### Source

Dozens of children file out, carrying their heavy backpacks away from the Wendys and the AutoZone, towards the cluster of aging three-story yellow buildings where they live. Some are met by waiting parents, others trek by themselves to the shabby motel rooms, marching past broken-down cars, their tires flat, scattered around the parking lot, and discarded mattresses piled next to some of the residences.
That families are living in extended-stay motels like this one may seem surprising in a town like Norcross, founded in 1870 and named one of the best places to live in Georgia by Movoto, a real estate blog, last year. Gwinnett County, where Norcross is located, is, in parts, a collection of well-off towns like Duluth, home to NeNe Leaks, of Real Housewives of Atlanta fame. Its unemployment rate is just 5.7 percent and one of its schools, the Gwinnett School of Mathematics, Science, and Technology, was recently named one of the best in the nation by U.S. News and World Report.
But the suburbs of Atlanta no longer hold just the promise of good schools, clean streets, and whitewashed homes with manicured lawns proudly displaying American flags. They are increasingly home to the very poor, who find themselves stranded in suburbs without the kind of transit or assistance that they might once have found in cities urban cores. They are stuck in places like Norcross Extended Stay, that see the same type of crime that families might have once seen in metro Atlanta. (A few years back, the Gwinnett County Sheriff's Department had to order 20 sex offenders to leave the motel, because it was located near a public pool.)

### Set problem
List every business, publication, school, or agency that the Norcross passage names. The items that follow are not needed for this task.

### Records
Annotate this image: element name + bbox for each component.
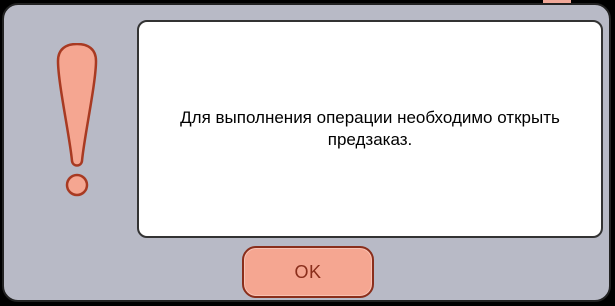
ok-button-label: OK bbox=[294, 261, 322, 282]
screen: Для выполнения операции необходимо откры… bbox=[0, 0, 615, 306]
ok-button[interactable]: OK bbox=[242, 246, 374, 298]
alert-dialog: Для выполнения операции необходимо откры… bbox=[2, 3, 611, 302]
exclamation-warning-icon bbox=[56, 43, 98, 197]
message-panel: Для выполнения операции необходимо откры… bbox=[137, 20, 603, 238]
message-text: Для выполнения операции необходимо откры… bbox=[180, 108, 560, 149]
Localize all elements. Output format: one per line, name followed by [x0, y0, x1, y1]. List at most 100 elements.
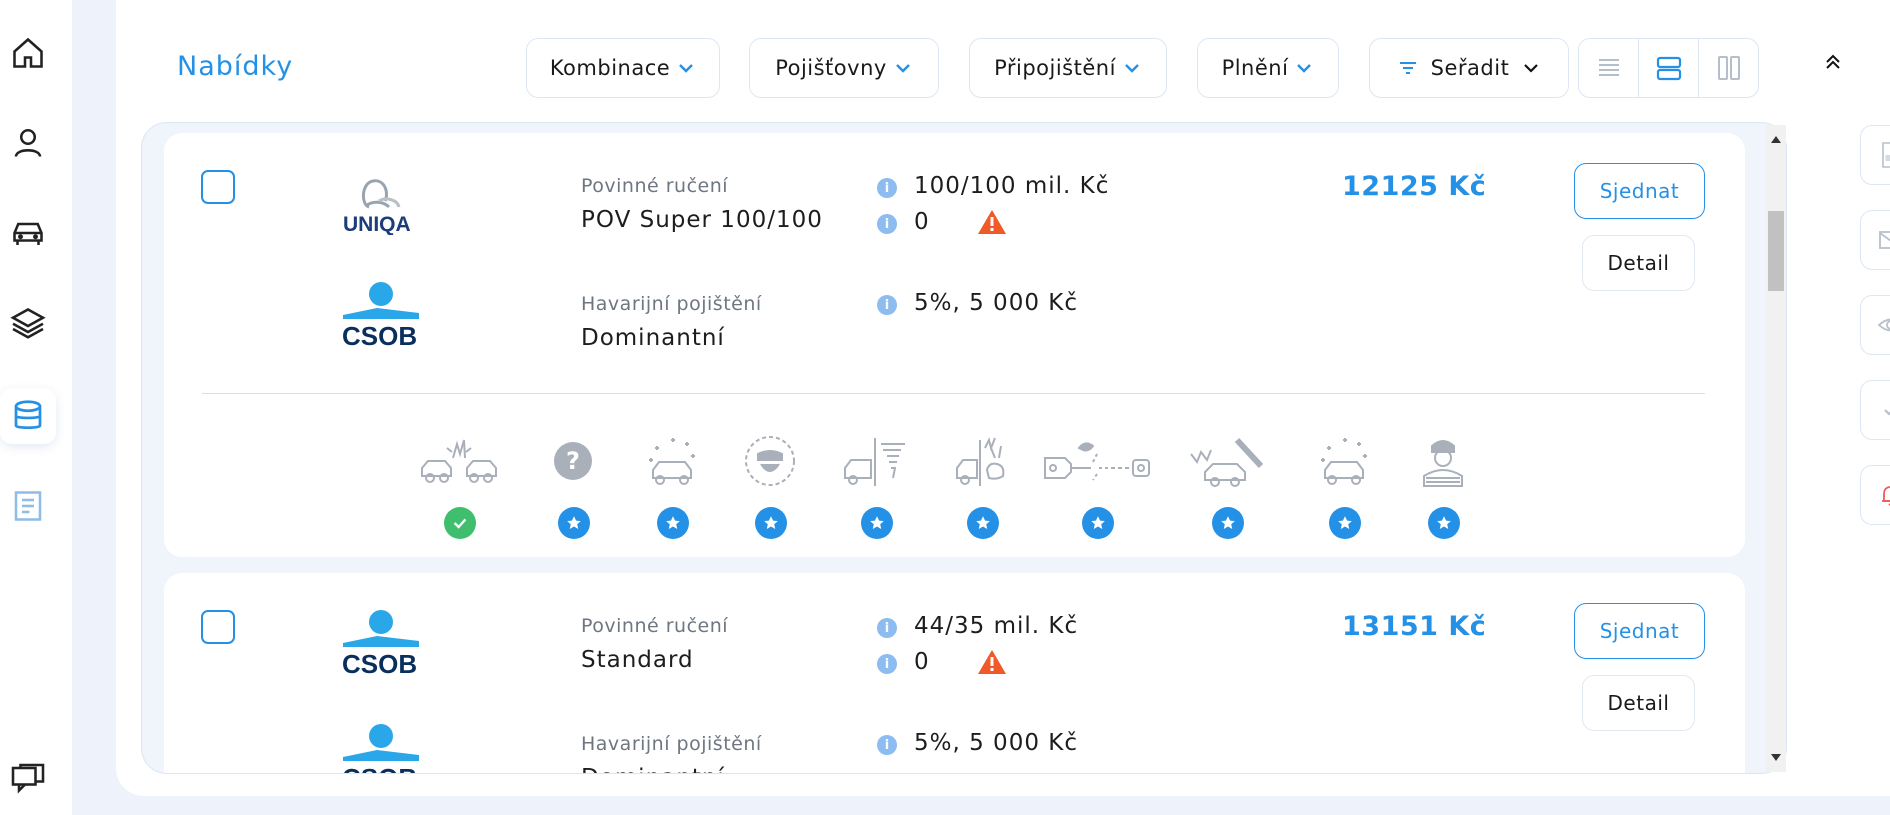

### Full response
- Wendys
- AutoZone
- Movoto
- Gwinnett School of Mathematics, Science, and Technology
- U.S. News and World Report
- Norcross Extended Stay
- Gwinnett County Sheriff's Department